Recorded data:
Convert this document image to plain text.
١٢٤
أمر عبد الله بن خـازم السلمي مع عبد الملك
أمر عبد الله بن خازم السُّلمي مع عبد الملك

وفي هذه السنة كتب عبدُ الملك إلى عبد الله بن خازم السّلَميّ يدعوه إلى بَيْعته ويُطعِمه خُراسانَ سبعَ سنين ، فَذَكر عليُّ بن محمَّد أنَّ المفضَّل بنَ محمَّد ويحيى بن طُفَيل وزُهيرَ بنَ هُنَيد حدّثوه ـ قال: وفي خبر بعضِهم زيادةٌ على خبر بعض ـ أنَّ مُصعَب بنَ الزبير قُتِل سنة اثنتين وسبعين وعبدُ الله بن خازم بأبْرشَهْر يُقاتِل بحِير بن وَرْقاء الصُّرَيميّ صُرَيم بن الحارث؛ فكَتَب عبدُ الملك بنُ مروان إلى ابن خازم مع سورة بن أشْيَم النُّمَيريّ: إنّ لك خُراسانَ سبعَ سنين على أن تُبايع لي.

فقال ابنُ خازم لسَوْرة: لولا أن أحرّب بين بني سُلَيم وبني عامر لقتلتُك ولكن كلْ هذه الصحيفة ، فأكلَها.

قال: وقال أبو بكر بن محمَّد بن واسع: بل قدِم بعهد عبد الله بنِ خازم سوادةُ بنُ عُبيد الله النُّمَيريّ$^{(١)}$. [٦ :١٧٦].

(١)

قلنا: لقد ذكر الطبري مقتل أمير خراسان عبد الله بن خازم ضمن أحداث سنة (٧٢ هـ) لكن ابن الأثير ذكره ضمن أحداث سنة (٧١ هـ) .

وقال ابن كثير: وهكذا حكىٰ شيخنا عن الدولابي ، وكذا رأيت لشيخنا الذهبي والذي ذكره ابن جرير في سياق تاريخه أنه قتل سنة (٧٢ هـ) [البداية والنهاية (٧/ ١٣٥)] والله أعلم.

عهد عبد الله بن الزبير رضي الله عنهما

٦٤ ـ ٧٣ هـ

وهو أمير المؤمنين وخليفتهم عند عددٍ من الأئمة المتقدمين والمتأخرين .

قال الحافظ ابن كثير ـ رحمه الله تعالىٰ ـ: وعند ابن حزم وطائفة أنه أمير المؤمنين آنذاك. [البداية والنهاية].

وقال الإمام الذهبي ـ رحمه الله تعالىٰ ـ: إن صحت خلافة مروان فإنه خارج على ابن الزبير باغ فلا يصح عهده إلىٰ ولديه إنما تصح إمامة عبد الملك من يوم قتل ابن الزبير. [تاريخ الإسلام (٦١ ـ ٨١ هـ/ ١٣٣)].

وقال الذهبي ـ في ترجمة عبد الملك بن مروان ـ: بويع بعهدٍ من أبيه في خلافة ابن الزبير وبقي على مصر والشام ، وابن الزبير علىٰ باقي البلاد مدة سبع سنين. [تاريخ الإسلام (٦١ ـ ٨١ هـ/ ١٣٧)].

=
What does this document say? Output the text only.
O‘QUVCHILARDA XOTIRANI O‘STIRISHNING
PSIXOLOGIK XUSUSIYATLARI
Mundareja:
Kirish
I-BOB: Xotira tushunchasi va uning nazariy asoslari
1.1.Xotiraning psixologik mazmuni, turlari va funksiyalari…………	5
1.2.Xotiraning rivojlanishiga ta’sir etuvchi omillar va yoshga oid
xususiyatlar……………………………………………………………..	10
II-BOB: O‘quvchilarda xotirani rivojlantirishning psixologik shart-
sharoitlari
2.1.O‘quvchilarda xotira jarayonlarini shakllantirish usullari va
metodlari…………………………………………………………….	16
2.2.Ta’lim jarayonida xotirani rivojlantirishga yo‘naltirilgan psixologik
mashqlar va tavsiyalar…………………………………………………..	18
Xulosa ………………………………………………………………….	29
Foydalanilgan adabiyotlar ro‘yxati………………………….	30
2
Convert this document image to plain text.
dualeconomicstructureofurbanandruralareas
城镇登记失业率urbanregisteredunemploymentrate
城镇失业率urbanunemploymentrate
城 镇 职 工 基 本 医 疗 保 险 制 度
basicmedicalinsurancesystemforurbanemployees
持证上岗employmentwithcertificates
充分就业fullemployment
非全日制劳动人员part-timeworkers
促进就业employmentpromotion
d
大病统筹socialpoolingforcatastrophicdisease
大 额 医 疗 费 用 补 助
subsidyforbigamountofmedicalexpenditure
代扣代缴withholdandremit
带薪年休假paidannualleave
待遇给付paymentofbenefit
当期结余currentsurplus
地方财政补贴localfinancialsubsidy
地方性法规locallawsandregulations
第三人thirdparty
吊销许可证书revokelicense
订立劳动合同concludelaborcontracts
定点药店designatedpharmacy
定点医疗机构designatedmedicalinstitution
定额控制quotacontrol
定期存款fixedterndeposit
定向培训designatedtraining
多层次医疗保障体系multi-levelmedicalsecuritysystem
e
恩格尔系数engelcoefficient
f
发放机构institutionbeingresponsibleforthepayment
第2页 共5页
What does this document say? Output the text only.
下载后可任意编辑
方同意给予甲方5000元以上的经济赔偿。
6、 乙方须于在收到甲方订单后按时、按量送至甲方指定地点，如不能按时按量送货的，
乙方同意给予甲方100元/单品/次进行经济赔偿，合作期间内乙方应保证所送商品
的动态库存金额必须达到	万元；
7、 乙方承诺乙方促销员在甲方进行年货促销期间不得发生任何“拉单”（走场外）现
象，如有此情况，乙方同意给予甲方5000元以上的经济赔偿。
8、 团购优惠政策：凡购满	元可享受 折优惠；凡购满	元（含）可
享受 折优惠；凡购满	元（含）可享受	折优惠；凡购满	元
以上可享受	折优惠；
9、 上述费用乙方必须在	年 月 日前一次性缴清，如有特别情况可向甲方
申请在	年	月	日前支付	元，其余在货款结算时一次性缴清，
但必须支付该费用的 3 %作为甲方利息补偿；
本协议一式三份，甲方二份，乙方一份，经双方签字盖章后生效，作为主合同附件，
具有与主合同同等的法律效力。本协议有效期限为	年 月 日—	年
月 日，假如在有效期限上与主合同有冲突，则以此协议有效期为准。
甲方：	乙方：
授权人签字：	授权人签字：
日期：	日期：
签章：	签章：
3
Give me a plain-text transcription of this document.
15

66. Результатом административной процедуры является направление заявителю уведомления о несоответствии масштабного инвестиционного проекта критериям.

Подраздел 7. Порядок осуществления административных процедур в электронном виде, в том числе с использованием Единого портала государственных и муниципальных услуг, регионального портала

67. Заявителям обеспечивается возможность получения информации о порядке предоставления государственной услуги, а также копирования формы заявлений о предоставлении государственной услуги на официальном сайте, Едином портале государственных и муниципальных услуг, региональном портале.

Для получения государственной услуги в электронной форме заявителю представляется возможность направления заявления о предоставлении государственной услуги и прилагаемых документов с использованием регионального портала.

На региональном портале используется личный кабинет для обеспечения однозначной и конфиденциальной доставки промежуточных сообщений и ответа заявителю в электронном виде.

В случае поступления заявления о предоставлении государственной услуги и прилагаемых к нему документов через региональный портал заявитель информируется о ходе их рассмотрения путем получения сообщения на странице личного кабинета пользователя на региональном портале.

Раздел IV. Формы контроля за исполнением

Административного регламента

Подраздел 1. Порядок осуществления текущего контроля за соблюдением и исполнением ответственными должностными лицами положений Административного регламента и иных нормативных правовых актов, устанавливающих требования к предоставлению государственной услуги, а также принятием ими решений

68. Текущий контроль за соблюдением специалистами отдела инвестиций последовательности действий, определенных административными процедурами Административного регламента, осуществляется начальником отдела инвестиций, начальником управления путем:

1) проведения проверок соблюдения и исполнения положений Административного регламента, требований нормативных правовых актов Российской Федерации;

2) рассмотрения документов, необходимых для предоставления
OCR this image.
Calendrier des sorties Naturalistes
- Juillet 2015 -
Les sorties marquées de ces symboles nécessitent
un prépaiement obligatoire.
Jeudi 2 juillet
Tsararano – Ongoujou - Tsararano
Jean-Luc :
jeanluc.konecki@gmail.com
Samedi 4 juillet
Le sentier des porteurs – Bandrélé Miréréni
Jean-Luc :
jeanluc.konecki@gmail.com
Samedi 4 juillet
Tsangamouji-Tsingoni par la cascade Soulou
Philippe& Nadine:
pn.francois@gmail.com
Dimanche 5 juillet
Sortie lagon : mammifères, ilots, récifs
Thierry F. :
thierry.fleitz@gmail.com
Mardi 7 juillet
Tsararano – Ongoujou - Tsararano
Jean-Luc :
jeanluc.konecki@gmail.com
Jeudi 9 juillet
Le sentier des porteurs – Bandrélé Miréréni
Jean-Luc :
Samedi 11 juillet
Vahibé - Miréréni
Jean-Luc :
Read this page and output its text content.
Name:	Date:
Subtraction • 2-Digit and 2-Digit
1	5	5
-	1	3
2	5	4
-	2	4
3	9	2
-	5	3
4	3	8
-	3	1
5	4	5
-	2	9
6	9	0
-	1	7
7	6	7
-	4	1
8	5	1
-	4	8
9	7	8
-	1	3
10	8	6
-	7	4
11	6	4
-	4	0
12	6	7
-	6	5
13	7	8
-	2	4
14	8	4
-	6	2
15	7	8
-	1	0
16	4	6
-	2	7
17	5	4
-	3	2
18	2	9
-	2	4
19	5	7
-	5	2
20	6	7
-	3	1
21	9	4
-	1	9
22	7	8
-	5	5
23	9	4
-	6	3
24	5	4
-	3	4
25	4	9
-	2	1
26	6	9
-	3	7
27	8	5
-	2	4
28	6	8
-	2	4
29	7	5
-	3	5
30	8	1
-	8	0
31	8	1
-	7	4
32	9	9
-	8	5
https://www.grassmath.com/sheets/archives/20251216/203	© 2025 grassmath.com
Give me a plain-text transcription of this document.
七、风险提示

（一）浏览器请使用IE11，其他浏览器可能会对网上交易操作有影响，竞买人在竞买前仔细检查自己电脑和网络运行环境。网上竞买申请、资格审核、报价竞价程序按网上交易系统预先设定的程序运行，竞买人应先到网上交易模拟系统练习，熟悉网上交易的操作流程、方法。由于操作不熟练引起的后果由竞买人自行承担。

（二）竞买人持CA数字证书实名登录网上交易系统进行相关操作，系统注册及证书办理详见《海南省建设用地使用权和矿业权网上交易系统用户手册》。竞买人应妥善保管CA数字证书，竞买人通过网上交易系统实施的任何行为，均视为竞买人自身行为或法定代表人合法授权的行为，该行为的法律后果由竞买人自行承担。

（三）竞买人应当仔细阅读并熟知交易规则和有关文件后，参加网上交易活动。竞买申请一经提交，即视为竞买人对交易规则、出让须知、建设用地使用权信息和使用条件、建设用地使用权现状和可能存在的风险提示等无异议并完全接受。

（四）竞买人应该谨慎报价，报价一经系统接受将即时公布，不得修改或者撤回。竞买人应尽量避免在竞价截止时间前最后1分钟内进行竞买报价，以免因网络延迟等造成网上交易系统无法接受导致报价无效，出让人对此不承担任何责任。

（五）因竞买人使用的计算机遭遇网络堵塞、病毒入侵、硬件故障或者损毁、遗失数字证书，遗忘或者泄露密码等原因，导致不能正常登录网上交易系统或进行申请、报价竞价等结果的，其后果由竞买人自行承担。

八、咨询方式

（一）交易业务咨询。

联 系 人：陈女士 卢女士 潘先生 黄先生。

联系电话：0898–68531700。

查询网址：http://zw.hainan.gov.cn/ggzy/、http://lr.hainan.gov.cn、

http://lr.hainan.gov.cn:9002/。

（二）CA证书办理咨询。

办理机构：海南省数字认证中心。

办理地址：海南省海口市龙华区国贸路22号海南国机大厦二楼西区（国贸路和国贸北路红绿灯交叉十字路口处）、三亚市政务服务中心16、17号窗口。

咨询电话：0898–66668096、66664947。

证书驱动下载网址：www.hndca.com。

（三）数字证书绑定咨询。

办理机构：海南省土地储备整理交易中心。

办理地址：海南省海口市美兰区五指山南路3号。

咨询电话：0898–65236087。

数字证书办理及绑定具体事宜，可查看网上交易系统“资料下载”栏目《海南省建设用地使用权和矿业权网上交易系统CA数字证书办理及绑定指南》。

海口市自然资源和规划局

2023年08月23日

What is expected
Search the entries for the string "办理机构" and collect each line that has it.

Result
办理机构：海南省数字认证中心。
办理机构：海南省土地储备整理交易中心。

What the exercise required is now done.